Data listing =>

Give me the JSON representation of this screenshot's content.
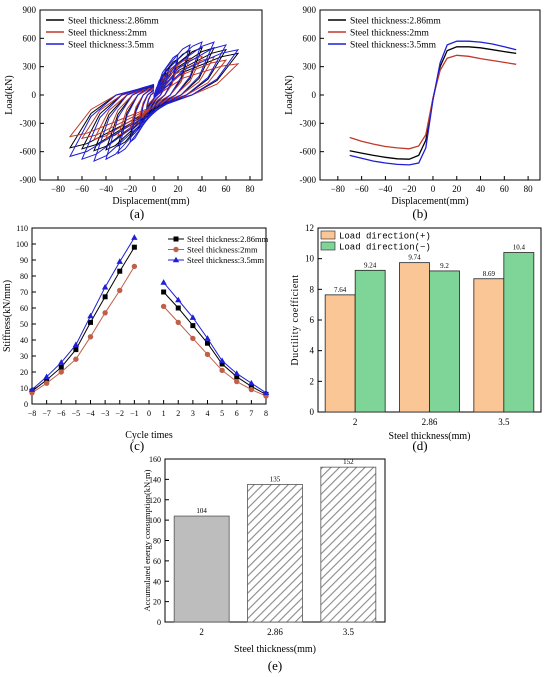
{
  "panels": {
    "a": "(a)",
    "b": "(b)",
    "c": "(c)",
    "d": "(d)",
    "e": "(e)"
  },
  "chart_data": [
    {
      "id": "a",
      "type": "line",
      "caption": "(a)",
      "xlabel": "Displacement(mm)",
      "ylabel": "Load(kN)",
      "xlim": [
        -95,
        90
      ],
      "ylim": [
        -900,
        900
      ],
      "xticks": [
        -80,
        -60,
        -40,
        -20,
        0,
        20,
        40,
        60,
        80
      ],
      "yticks": [
        -900,
        -600,
        -300,
        0,
        300,
        600,
        900
      ],
      "legend_position": "top-left",
      "grid": false,
      "series": [
        {
          "name": "Steel thickness:2.86mm",
          "color": "#000000",
          "amplitudes": [
            6,
            12,
            20,
            30,
            40,
            50,
            60,
            70
          ],
          "peaks": [
            120,
            240,
            380,
            470,
            500,
            500,
            480,
            440
          ],
          "troughs": [
            -130,
            -280,
            -440,
            -540,
            -580,
            -590,
            -570,
            -560
          ]
        },
        {
          "name": "Steel thickness:2mm",
          "color": "#c0392b",
          "amplitudes": [
            6,
            12,
            20,
            30,
            40,
            50,
            60,
            70
          ],
          "peaks": [
            100,
            200,
            320,
            390,
            410,
            400,
            370,
            330
          ],
          "troughs": [
            -110,
            -230,
            -360,
            -430,
            -460,
            -470,
            -460,
            -440
          ]
        },
        {
          "name": "Steel thickness:3.5mm",
          "color": "#1f1fd6",
          "amplitudes": [
            6,
            12,
            20,
            30,
            40,
            50,
            60,
            70
          ],
          "peaks": [
            140,
            270,
            430,
            530,
            560,
            560,
            530,
            480
          ],
          "troughs": [
            -150,
            -320,
            -500,
            -620,
            -680,
            -700,
            -680,
            -650
          ]
        }
      ]
    },
    {
      "id": "b",
      "type": "line",
      "caption": "(b)",
      "xlabel": "Displacement(mm)",
      "ylabel": "Load(kN)",
      "xlim": [
        -95,
        90
      ],
      "ylim": [
        -900,
        900
      ],
      "xticks": [
        -80,
        -60,
        -40,
        -20,
        0,
        20,
        40,
        60,
        80
      ],
      "yticks": [
        -900,
        -600,
        -300,
        0,
        300,
        600,
        900
      ],
      "legend_position": "top-left",
      "grid": false,
      "series": [
        {
          "name": "Steel thickness:2.86mm",
          "color": "#000000",
          "x": [
            -70,
            -60,
            -50,
            -40,
            -30,
            -20,
            -12,
            -6,
            0,
            6,
            12,
            20,
            30,
            40,
            50,
            60,
            70
          ],
          "y": [
            -590,
            -615,
            -640,
            -660,
            -675,
            -680,
            -640,
            -480,
            -40,
            300,
            470,
            510,
            510,
            500,
            480,
            460,
            440
          ]
        },
        {
          "name": "Steel thickness:2mm",
          "color": "#c0392b",
          "x": [
            -70,
            -60,
            -50,
            -40,
            -30,
            -20,
            -12,
            -6,
            0,
            6,
            12,
            20,
            30,
            40,
            50,
            60,
            70
          ],
          "y": [
            -450,
            -490,
            -520,
            -545,
            -560,
            -570,
            -540,
            -420,
            -30,
            260,
            390,
            420,
            410,
            385,
            365,
            345,
            325
          ]
        },
        {
          "name": "Steel thickness:3.5mm",
          "color": "#1f1fd6",
          "x": [
            -70,
            -60,
            -50,
            -40,
            -30,
            -20,
            -12,
            -6,
            0,
            6,
            12,
            20,
            30,
            40,
            50,
            60,
            70
          ],
          "y": [
            -640,
            -670,
            -700,
            -720,
            -735,
            -740,
            -720,
            -560,
            -50,
            340,
            530,
            570,
            570,
            560,
            540,
            510,
            480
          ]
        }
      ]
    },
    {
      "id": "c",
      "type": "line",
      "caption": "(c)",
      "xlabel": "Cycle times",
      "ylabel": "Stiffness(kN/mm)",
      "xlim": [
        -8,
        8
      ],
      "ylim": [
        0,
        110
      ],
      "xticks": [
        -8,
        -7,
        -6,
        -5,
        -4,
        -3,
        -2,
        -1,
        0,
        1,
        2,
        3,
        4,
        5,
        6,
        7,
        8
      ],
      "yticks": [
        0,
        10,
        20,
        30,
        40,
        50,
        60,
        70,
        80,
        90,
        100,
        110
      ],
      "legend_position": "top-right",
      "grid": false,
      "series": [
        {
          "name": "Steel thickness:2.86mm",
          "color": "#000000",
          "marker": "square",
          "neg_x": [
            -8,
            -7,
            -6,
            -5,
            -4,
            -3,
            -2,
            -1
          ],
          "neg_y": [
            8,
            15,
            23,
            34,
            51,
            67,
            83,
            98
          ],
          "pos_x": [
            1,
            2,
            3,
            4,
            5,
            6,
            7,
            8
          ],
          "pos_y": [
            70,
            60,
            49,
            38,
            25,
            17,
            11,
            6
          ]
        },
        {
          "name": "Steel thickness:2mm",
          "color": "#c0604a",
          "marker": "circle",
          "neg_x": [
            -8,
            -7,
            -6,
            -5,
            -4,
            -3,
            -2,
            -1
          ],
          "neg_y": [
            7,
            13,
            20,
            28,
            42,
            57,
            71,
            86
          ],
          "pos_x": [
            1,
            2,
            3,
            4,
            5,
            6,
            7,
            8
          ],
          "pos_y": [
            61,
            51,
            41,
            31,
            21,
            14,
            9,
            5
          ]
        },
        {
          "name": "Steel thickness:3.5mm",
          "color": "#1f1fd6",
          "marker": "triangle",
          "neg_x": [
            -8,
            -7,
            -6,
            -5,
            -4,
            -3,
            -2,
            -1
          ],
          "neg_y": [
            9,
            17,
            26,
            37,
            55,
            73,
            89,
            104
          ],
          "pos_x": [
            1,
            2,
            3,
            4,
            5,
            6,
            7,
            8
          ],
          "pos_y": [
            76,
            65,
            54,
            41,
            27,
            19,
            13,
            7
          ]
        }
      ]
    },
    {
      "id": "d",
      "type": "bar",
      "caption": "(d)",
      "xlabel": "Steel thickness(mm)",
      "ylabel": "Ductility coefficient",
      "ylim": [
        0,
        12
      ],
      "yticks": [
        0,
        2,
        4,
        6,
        8,
        10,
        12
      ],
      "categories": [
        "2",
        "2.86",
        "3.5"
      ],
      "legend_position": "top-left",
      "grid": false,
      "series": [
        {
          "name": "Load direction(+)",
          "color": "#fbc695",
          "values": [
            7.64,
            9.74,
            8.69
          ],
          "labels": [
            "7.64",
            "9.74",
            "8.69"
          ]
        },
        {
          "name": "Load direction(−)",
          "color": "#7fd497",
          "values": [
            9.24,
            9.2,
            10.4
          ],
          "labels": [
            "9.24",
            "9.2",
            "10.4"
          ]
        }
      ]
    },
    {
      "id": "e",
      "type": "bar",
      "caption": "(e)",
      "xlabel": "Steel thickness(mm)",
      "ylabel": "Accumulated energy consumption(kN·m)",
      "ylim": [
        0,
        160
      ],
      "yticks": [
        0,
        20,
        40,
        60,
        80,
        100,
        120,
        140,
        160
      ],
      "categories": [
        "2",
        "2.86",
        "3.5"
      ],
      "grid": false,
      "series": [
        {
          "name": "",
          "values": [
            104,
            135,
            152
          ],
          "labels": [
            "104",
            "135",
            "152"
          ],
          "fills": [
            "solid",
            "hatched",
            "hatched"
          ],
          "color": "#bdbdbd"
        }
      ]
    }
  ]
}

Directions for this task => Set the data above down again exactly as given, with no pictures.

Task output =>
Give me the JSON representation of this screenshot's content.
{
  "panels": {
    "a": "(a)",
    "b": "(b)",
    "c": "(c)",
    "d": "(d)",
    "e": "(e)"
  },
  "chart_data": [
    {
      "id": "a",
      "type": "line",
      "caption": "(a)",
      "xlabel": "Displacement(mm)",
      "ylabel": "Load(kN)",
      "xlim": [
        -95,
        90
      ],
      "ylim": [
        -900,
        900
      ],
      "xticks": [
        -80,
        -60,
        -40,
        -20,
        0,
        20,
        40,
        60,
        80
      ],
      "yticks": [
        -900,
        -600,
        -300,
        0,
        300,
        600,
        900
      ],
      "legend_position": "top-left",
      "grid": false,
      "series": [
        {
          "name": "Steel thickness:2.86mm",
          "color": "#000000",
          "amplitudes": [
            6,
            12,
            20,
            30,
            40,
            50,
            60,
            70
          ],
          "peaks": [
            120,
            240,
            380,
            470,
            500,
            500,
            480,
            440
          ],
          "troughs": [
            -130,
            -280,
            -440,
            -540,
            -580,
            -590,
            -570,
            -560
          ]
        },
        {
          "name": "Steel thickness:2mm",
          "color": "#c0392b",
          "amplitudes": [
            6,
            12,
            20,
            30,
            40,
            50,
            60,
            70
          ],
          "peaks": [
            100,
            200,
            320,
            390,
            410,
            400,
            370,
            330
          ],
          "troughs": [
            -110,
            -230,
            -360,
            -430,
            -460,
            -470,
            -460,
            -440
          ]
        },
        {
          "name": "Steel thickness:3.5mm",
          "color": "#1f1fd6",
          "amplitudes": [
            6,
            12,
            20,
            30,
            40,
            50,
            60,
            70
          ],
          "peaks": [
            140,
            270,
            430,
            530,
            560,
            560,
            530,
            480
          ],
          "troughs": [
            -150,
            -320,
            -500,
            -620,
            -680,
            -700,
            -680,
            -650
          ]
        }
      ]
    },
    {
      "id": "b",
      "type": "line",
      "caption": "(b)",
      "xlabel": "Displacement(mm)",
      "ylabel": "Load(kN)",
      "xlim": [
        -95,
        90
      ],
      "ylim": [
        -900,
        900
      ],
      "xticks": [
        -80,
        -60,
        -40,
        -20,
        0,
        20,
        40,
        60,
        80
      ],
      "yticks": [
        -900,
        -600,
        -300,
        0,
        300,
        600,
        900
      ],
      "legend_position": "top-left",
      "grid": false,
      "series": [
        {
          "name": "Steel thickness:2.86mm",
          "color": "#000000",
          "x": [
            -70,
            -60,
            -50,
            -40,
            -30,
            -20,
            -12,
            -6,
            0,
            6,
            12,
            20,
            30,
            40,
            50,
            60,
            70
          ],
          "y": [
            -590,
            -615,
            -640,
            -660,
            -675,
            -680,
            -640,
            -480,
            -40,
            300,
            470,
            510,
            510,
            500,
            480,
            460,
            440
          ]
        },
        {
          "name": "Steel thickness:2mm",
          "color": "#c0392b",
          "x": [
            -70,
            -60,
            -50,
            -40,
            -30,
            -20,
            -12,
            -6,
            0,
            6,
            12,
            20,
            30,
            40,
            50,
            60,
            70
          ],
          "y": [
            -450,
            -490,
            -520,
            -545,
            -560,
            -570,
            -540,
            -420,
            -30,
            260,
            390,
            420,
            410,
            385,
            365,
            345,
            325
          ]
        },
        {
          "name": "Steel thickness:3.5mm",
          "color": "#1f1fd6",
          "x": [
            -70,
            -60,
            -50,
            -40,
            -30,
            -20,
            -12,
            -6,
            0,
            6,
            12,
            20,
            30,
            40,
            50,
            60,
            70
          ],
          "y": [
            -640,
            -670,
            -700,
            -720,
            -735,
            -740,
            -720,
            -560,
            -50,
            340,
            530,
            570,
            570,
            560,
            540,
            510,
            480
          ]
        }
      ]
    },
    {
      "id": "c",
      "type": "line",
      "caption": "(c)",
      "xlabel": "Cycle times",
      "ylabel": "Stiffness(kN/mm)",
      "xlim": [
        -8,
        8
      ],
      "ylim": [
        0,
        110
      ],
      "xticks": [
        -8,
        -7,
        -6,
        -5,
        -4,
        -3,
        -2,
        -1,
        0,
        1,
        2,
        3,
        4,
        5,
        6,
        7,
        8
      ],
      "yticks": [
        0,
        10,
        20,
        30,
        40,
        50,
        60,
        70,
        80,
        90,
        100,
        110
      ],
      "legend_position": "top-right",
      "grid": false,
      "series": [
        {
          "name": "Steel thickness:2.86mm",
          "color": "#000000",
          "marker": "square",
          "neg_x": [
            -8,
            -7,
            -6,
            -5,
            -4,
            -3,
            -2,
            -1
          ],
          "neg_y": [
            8,
            15,
            23,
            34,
            51,
            67,
            83,
            98
          ],
          "pos_x": [
            1,
            2,
            3,
            4,
            5,
            6,
            7,
            8
          ],
          "pos_y": [
            70,
            60,
            49,
            38,
            25,
            17,
            11,
            6
          ]
        },
        {
          "name": "Steel thickness:2mm",
          "color": "#c0604a",
          "marker": "circle",
          "neg_x": [
            -8,
            -7,
            -6,
            -5,
            -4,
            -3,
            -2,
            -1
          ],
          "neg_y": [
            7,
            13,
            20,
            28,
            42,
            57,
            71,
            86
          ],
          "pos_x": [
            1,
            2,
            3,
            4,
            5,
            6,
            7,
            8
          ],
          "pos_y": [
            61,
            51,
            41,
            31,
            21,
            14,
            9,
            5
          ]
        },
        {
          "name": "Steel thickness:3.5mm",
          "color": "#1f1fd6",
          "marker": "triangle",
          "neg_x": [
            -8,
            -7,
            -6,
            -5,
            -4,
            -3,
            -2,
            -1
          ],
          "neg_y": [
            9,
            17,
            26,
            37,
            55,
            73,
            89,
            104
          ],
          "pos_x": [
            1,
            2,
            3,
            4,
            5,
            6,
            7,
            8
          ],
          "pos_y": [
            76,
            65,
            54,
            41,
            27,
            19,
            13,
            7
          ]
        }
      ]
    },
    {
      "id": "d",
      "type": "bar",
      "caption": "(d)",
      "xlabel": "Steel thickness(mm)",
      "ylabel": "Ductility coefficient",
      "ylim": [
        0,
        12
      ],
      "yticks": [
        0,
        2,
        4,
        6,
        8,
        10,
        12
      ],
      "categories": [
        "2",
        "2.86",
        "3.5"
      ],
      "legend_position": "top-left",
      "grid": false,
      "series": [
        {
          "name": "Load direction(+)",
          "color": "#fbc695",
          "values": [
            7.64,
            9.74,
            8.69
          ],
          "labels": [
            "7.64",
            "9.74",
            "8.69"
          ]
        },
        {
          "name": "Load direction(−)",
          "color": "#7fd497",
          "values": [
            9.24,
            9.2,
            10.4
          ],
          "labels": [
            "9.24",
            "9.2",
            "10.4"
          ]
        }
      ]
    },
    {
      "id": "e",
      "type": "bar",
      "caption": "(e)",
      "xlabel": "Steel thickness(mm)",
      "ylabel": "Accumulated energy consumption(kN·m)",
      "ylim": [
        0,
        160
      ],
      "yticks": [
        0,
        20,
        40,
        60,
        80,
        100,
        120,
        140,
        160
      ],
      "categories": [
        "2",
        "2.86",
        "3.5"
      ],
      "grid": false,
      "series": [
        {
          "name": "",
          "values": [
            104,
            135,
            152
          ],
          "labels": [
            "104",
            "135",
            "152"
          ],
          "fills": [
            "solid",
            "hatched",
            "hatched"
          ],
          "color": "#bdbdbd"
        }
      ]
    }
  ]
}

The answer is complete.